- [What is asked]: Please write out the material that follows, exactly as it stands.

-- begin Input material --

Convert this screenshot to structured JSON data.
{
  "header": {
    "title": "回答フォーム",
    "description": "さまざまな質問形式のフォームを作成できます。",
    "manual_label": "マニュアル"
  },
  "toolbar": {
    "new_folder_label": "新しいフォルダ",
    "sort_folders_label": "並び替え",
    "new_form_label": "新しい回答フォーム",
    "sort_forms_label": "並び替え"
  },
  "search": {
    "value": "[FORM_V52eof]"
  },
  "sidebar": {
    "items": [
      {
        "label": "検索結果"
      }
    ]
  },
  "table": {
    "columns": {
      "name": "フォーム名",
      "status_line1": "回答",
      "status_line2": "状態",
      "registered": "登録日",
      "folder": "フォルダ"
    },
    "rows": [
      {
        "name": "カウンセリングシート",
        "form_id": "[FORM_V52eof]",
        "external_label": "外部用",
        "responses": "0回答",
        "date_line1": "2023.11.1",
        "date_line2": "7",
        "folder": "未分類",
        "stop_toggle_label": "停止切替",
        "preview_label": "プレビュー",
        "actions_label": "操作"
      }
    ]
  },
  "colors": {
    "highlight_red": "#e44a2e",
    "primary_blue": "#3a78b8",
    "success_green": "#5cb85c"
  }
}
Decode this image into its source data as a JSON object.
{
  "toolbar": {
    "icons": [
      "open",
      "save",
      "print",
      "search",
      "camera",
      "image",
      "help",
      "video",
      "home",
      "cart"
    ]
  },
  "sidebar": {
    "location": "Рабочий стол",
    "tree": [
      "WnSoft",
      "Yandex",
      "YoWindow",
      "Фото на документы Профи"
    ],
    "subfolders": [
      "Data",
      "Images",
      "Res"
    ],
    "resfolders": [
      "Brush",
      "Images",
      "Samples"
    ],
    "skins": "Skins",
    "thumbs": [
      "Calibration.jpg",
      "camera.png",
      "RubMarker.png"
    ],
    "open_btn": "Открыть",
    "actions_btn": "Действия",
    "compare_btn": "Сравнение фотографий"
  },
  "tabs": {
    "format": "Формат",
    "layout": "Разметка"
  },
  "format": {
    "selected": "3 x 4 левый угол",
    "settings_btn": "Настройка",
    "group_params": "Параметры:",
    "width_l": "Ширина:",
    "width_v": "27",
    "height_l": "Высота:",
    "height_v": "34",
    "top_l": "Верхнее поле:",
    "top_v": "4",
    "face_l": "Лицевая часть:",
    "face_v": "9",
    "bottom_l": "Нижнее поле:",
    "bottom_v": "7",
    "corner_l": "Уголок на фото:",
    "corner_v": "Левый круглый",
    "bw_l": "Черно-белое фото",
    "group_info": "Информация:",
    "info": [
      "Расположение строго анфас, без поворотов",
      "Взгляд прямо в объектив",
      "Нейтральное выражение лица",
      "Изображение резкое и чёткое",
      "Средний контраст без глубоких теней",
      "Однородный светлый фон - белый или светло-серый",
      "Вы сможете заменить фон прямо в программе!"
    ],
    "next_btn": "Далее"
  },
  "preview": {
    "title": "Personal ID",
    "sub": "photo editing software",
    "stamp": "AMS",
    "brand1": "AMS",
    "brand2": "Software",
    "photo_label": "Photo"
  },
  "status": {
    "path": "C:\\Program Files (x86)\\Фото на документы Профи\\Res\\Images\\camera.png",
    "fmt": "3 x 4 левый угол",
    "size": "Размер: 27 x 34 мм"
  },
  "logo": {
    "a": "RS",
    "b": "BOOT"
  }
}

-- end Input material --

- [Solution]:
Convert this screenshot to structured JSON data.
{
  "header": {
    "title": "回答フォーム",
    "description": "さまざまな質問形式のフォームを作成できます。",
    "manual_label": "マニュアル"
  },
  "toolbar": {
    "new_folder_label": "新しいフォルダ",
    "sort_folders_label": "並び替え",
    "new_form_label": "新しい回答フォーム",
    "sort_forms_label": "並び替え"
  },
  "search": {
    "value": "[FORM_V52eof]"
  },
  "sidebar": {
    "items": [
      {
        "label": "検索結果"
      }
    ]
  },
  "table": {
    "columns": {
      "name": "フォーム名",
      "status_line1": "回答",
      "status_line2": "状態",
      "registered": "登録日",
      "folder": "フォルダ"
    },
    "rows": [
      {
        "name": "カウンセリングシート",
        "form_id": "[FORM_V52eof]",
        "external_label": "外部用",
        "responses": "0回答",
        "date_line1": "2023.11.1",
        "date_line2": "7",
        "folder": "未分類",
        "stop_toggle_label": "停止切替",
        "preview_label": "プレビュー",
        "actions_label": "操作"
      }
    ]
  },
  "colors": {
    "highlight_red": "#e44a2e",
    "primary_blue": "#3a78b8",
    "success_green": "#5cb85c"
  }
}
Decode this image into its source data as a JSON object.
{
  "toolbar": {
    "icons": [
      "open",
      "save",
      "print",
      "search",
      "camera",
      "image",
      "help",
      "video",
      "home",
      "cart"
    ]
  },
  "sidebar": {
    "location": "Рабочий стол",
    "tree": [
      "WnSoft",
      "Yandex",
      "YoWindow",
      "Фото на документы Профи"
    ],
    "subfolders": [
      "Data",
      "Images",
      "Res"
    ],
    "resfolders": [
      "Brush",
      "Images",
      "Samples"
    ],
    "skins": "Skins",
    "thumbs": [
      "Calibration.jpg",
      "camera.png",
      "RubMarker.png"
    ],
    "open_btn": "Открыть",
    "actions_btn": "Действия",
    "compare_btn": "Сравнение фотографий"
  },
  "tabs": {
    "format": "Формат",
    "layout": "Разметка"
  },
  "format": {
    "selected": "3 x 4 левый угол",
    "settings_btn": "Настройка",
    "group_params": "Параметры:",
    "width_l": "Ширина:",
    "width_v": "27",
    "height_l": "Высота:",
    "height_v": "34",
    "top_l": "Верхнее поле:",
    "top_v": "4",
    "face_l": "Лицевая часть:",
    "face_v": "9",
    "bottom_l": "Нижнее поле:",
    "bottom_v": "7",
    "corner_l": "Уголок на фото:",
    "corner_v": "Левый круглый",
    "bw_l": "Черно-белое фото",
    "group_info": "Информация:",
    "info": [
      "Расположение строго анфас, без поворотов",
      "Взгляд прямо в объектив",
      "Нейтральное выражение лица",
      "Изображение резкое и чёткое",
      "Средний контраст без глубоких теней",
      "Однородный светлый фон - белый или светло-серый",
      "Вы сможете заменить фон прямо в программе!"
    ],
    "next_btn": "Далее"
  },
  "preview": {
    "title": "Personal ID",
    "sub": "photo editing software",
    "stamp": "AMS",
    "brand1": "AMS",
    "brand2": "Software",
    "photo_label": "Photo"
  },
  "status": {
    "path": "C:\\Program Files (x86)\\Фото на документы Профи\\Res\\Images\\camera.png",
    "fmt": "3 x 4 левый угол",
    "size": "Размер: 27 x 34 мм"
  },
  "logo": {
    "a": "RS",
    "b": "BOOT"
  }
}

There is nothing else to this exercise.